▶ [Brief] Omit the pictures, then write out every entry exactly as it reads.
━━━━━━━━━━━━━━━━━━━━
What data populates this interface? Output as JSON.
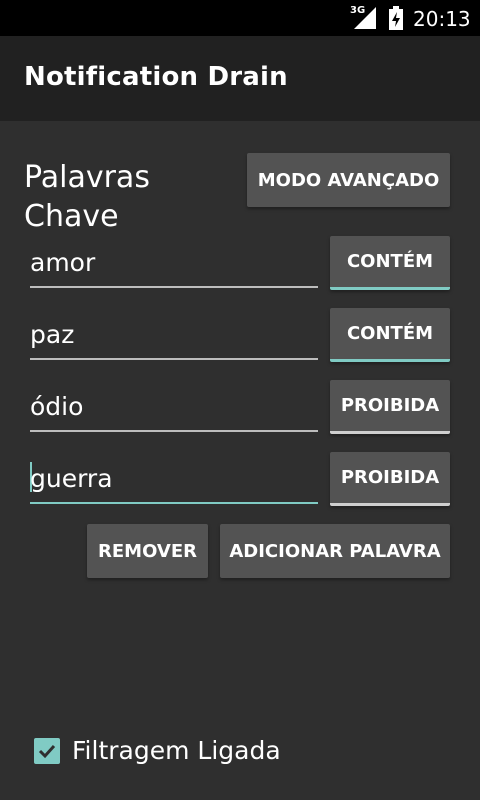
{
  "status": {
    "network": "3G",
    "time": "20:13",
    "icons": [
      "signal-icon",
      "battery-icon"
    ]
  },
  "app": {
    "title": "Notification Drain"
  },
  "keywords": {
    "title": "Palavras Chave",
    "advanced_button": "MODO AVANÇADO",
    "rows": [
      {
        "word": "amor",
        "mode": "CONTÉM",
        "mode_active": true
      },
      {
        "word": "paz",
        "mode": "CONTÉM",
        "mode_active": true
      },
      {
        "word": "ódio",
        "mode": "PROIBIDA",
        "mode_active": false
      },
      {
        "word": "guerra",
        "mode": "PROIBIDA",
        "mode_active": false
      }
    ],
    "remove_button": "REMOVER",
    "add_button": "ADICIONAR PALAVRA"
  },
  "filter": {
    "label": "Filtragem Ligada",
    "checked": true
  },
  "colors": {
    "accent": "#80cbc4",
    "background": "#2f2f2f",
    "app_bar": "#212121",
    "button": "#535353"
  }
}
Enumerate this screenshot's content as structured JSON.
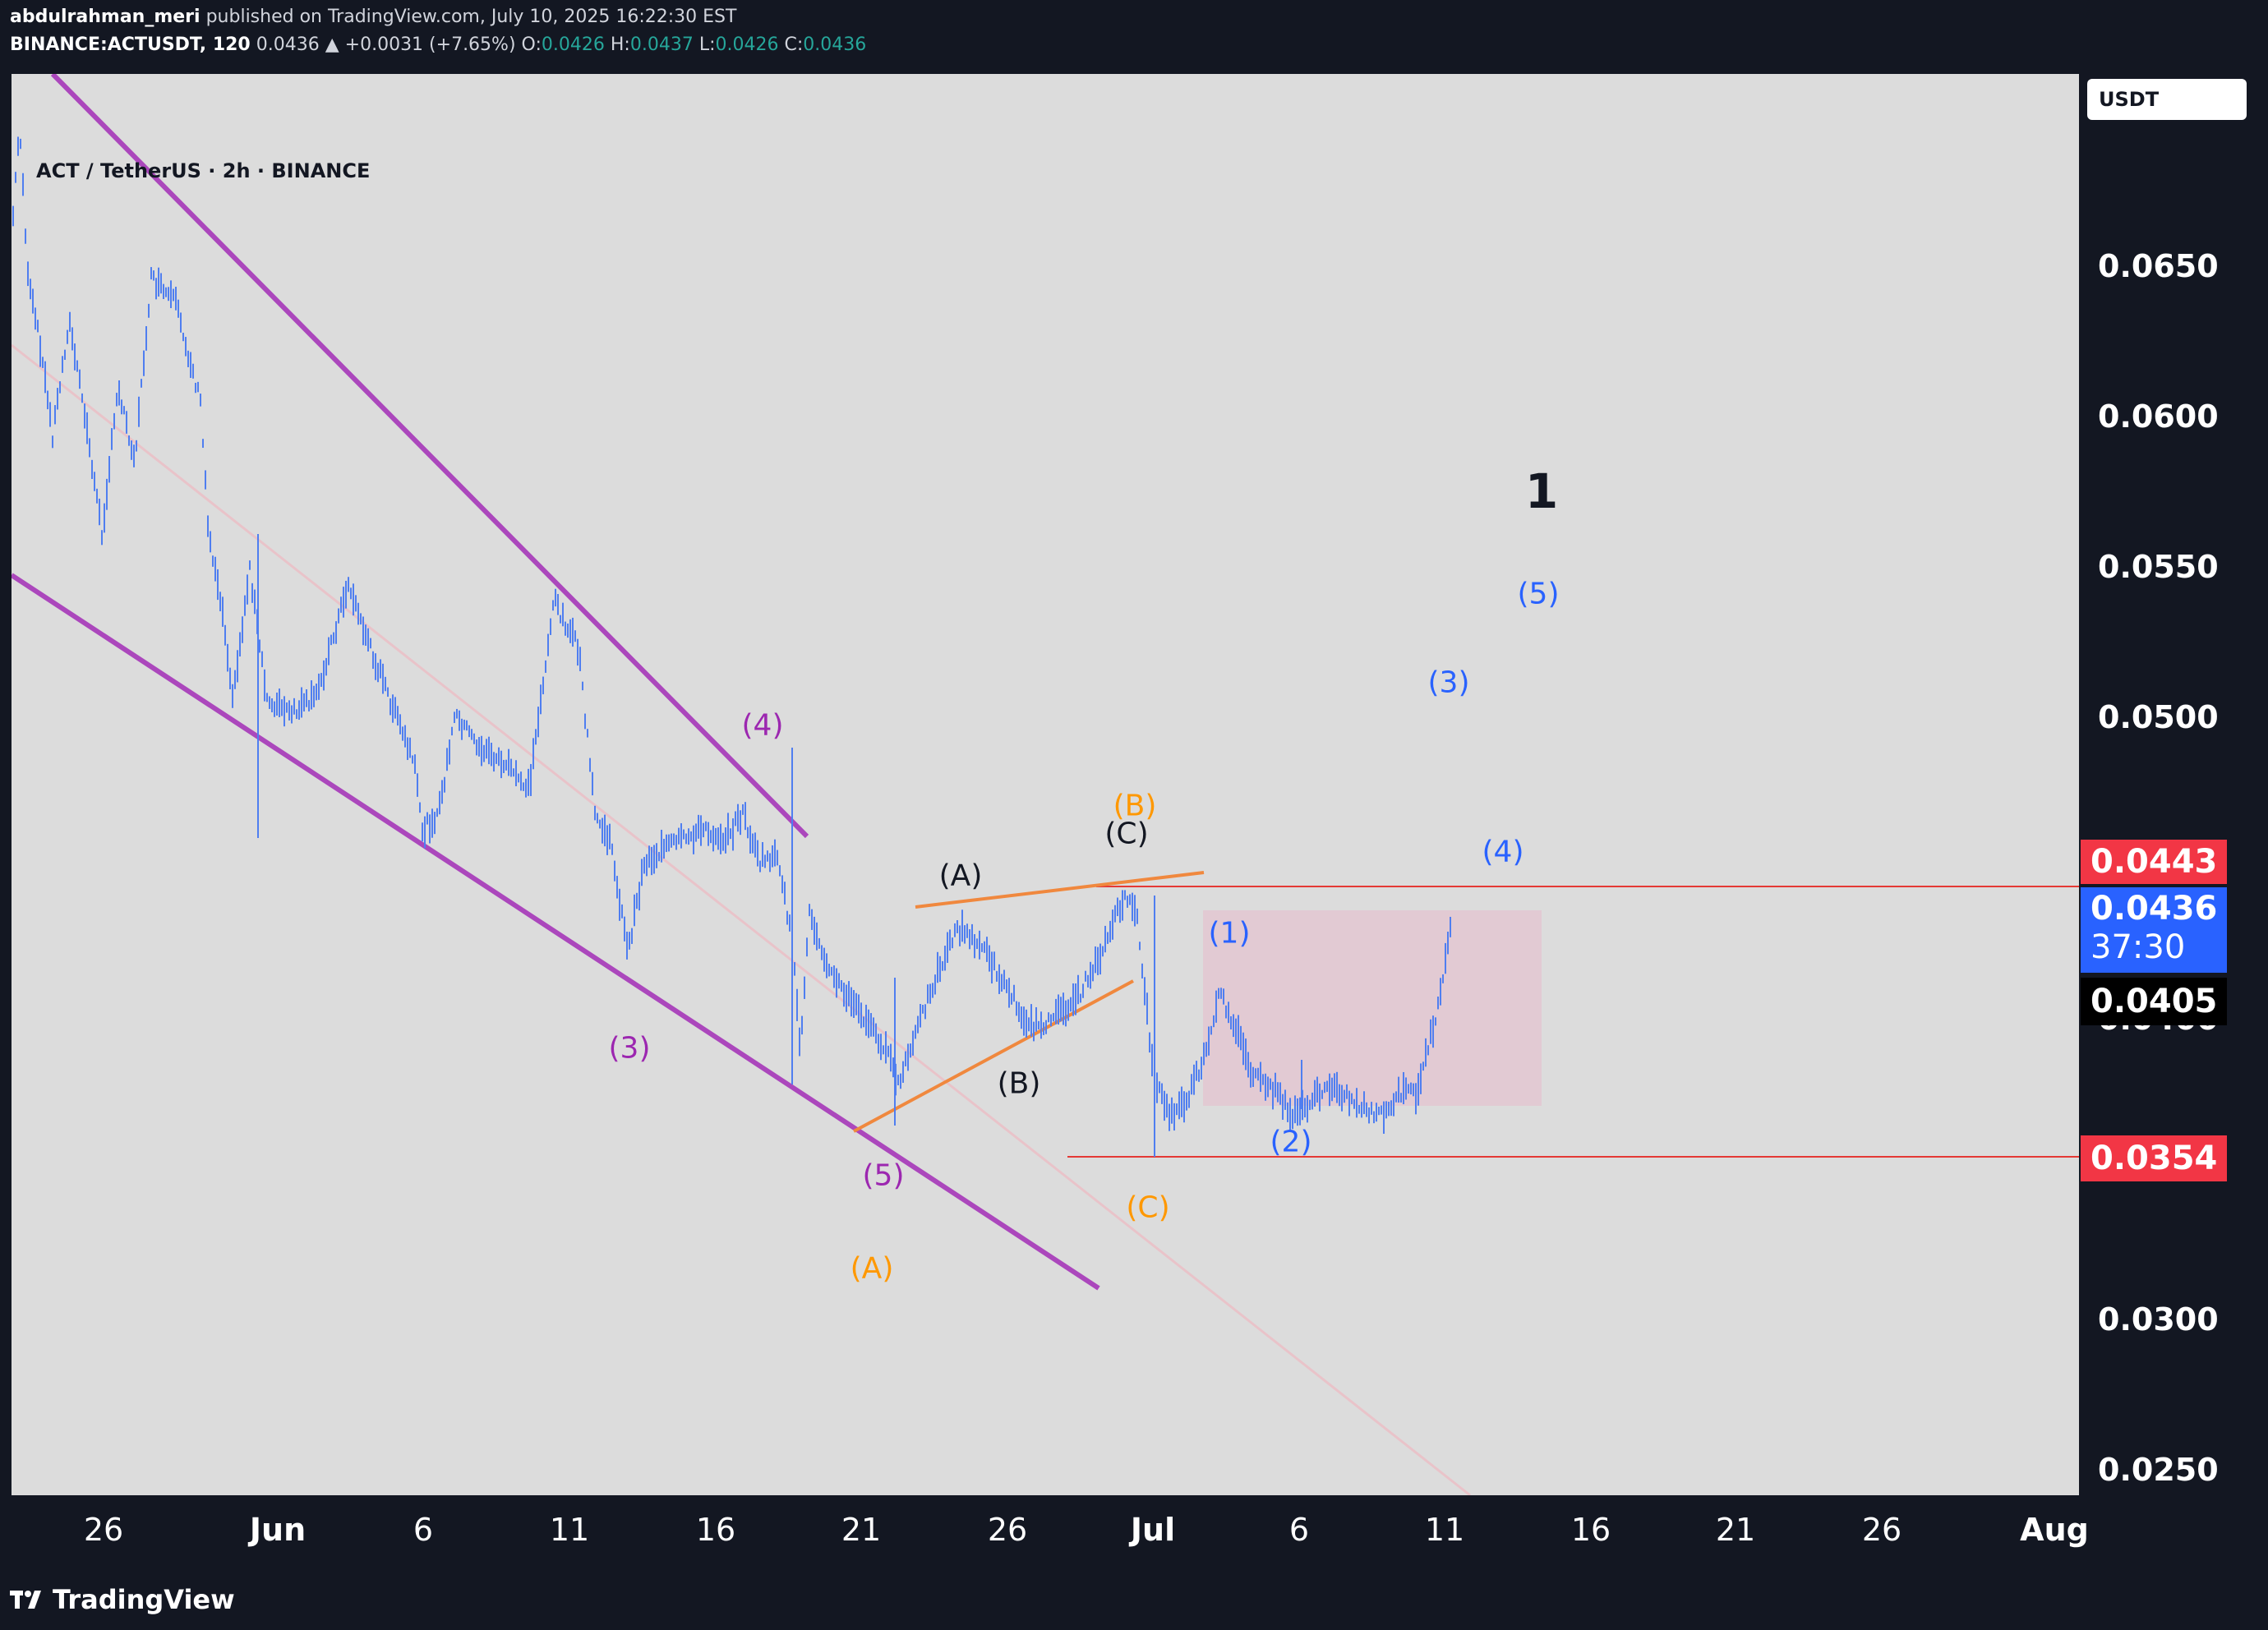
━━━━━━━━━━━━━━━━━━━━
▶ [Worked solution]
What data populates this interface? Output as JSON.
{
  "status": {
    "network": "3G",
    "time": "20:13",
    "icons": [
      "signal-icon",
      "battery-icon"
    ]
  },
  "app": {
    "title": "Notification Drain"
  },
  "keywords": {
    "title": "Palavras Chave",
    "advanced_button": "MODO AVANÇADO",
    "rows": [
      {
        "word": "amor",
        "mode": "CONTÉM",
        "mode_active": true
      },
      {
        "word": "paz",
        "mode": "CONTÉM",
        "mode_active": true
      },
      {
        "word": "ódio",
        "mode": "PROIBIDA",
        "mode_active": false
      },
      {
        "word": "guerra",
        "mode": "PROIBIDA",
        "mode_active": false
      }
    ],
    "remove_button": "REMOVER",
    "add_button": "ADICIONAR PALAVRA"
  },
  "filter": {
    "label": "Filtragem Ligada",
    "checked": true
  },
  "colors": {
    "accent": "#80cbc4",
    "background": "#2f2f2f",
    "app_bar": "#212121",
    "button": "#535353"
  }
}
Enumerate this screenshot's content as structured JSON.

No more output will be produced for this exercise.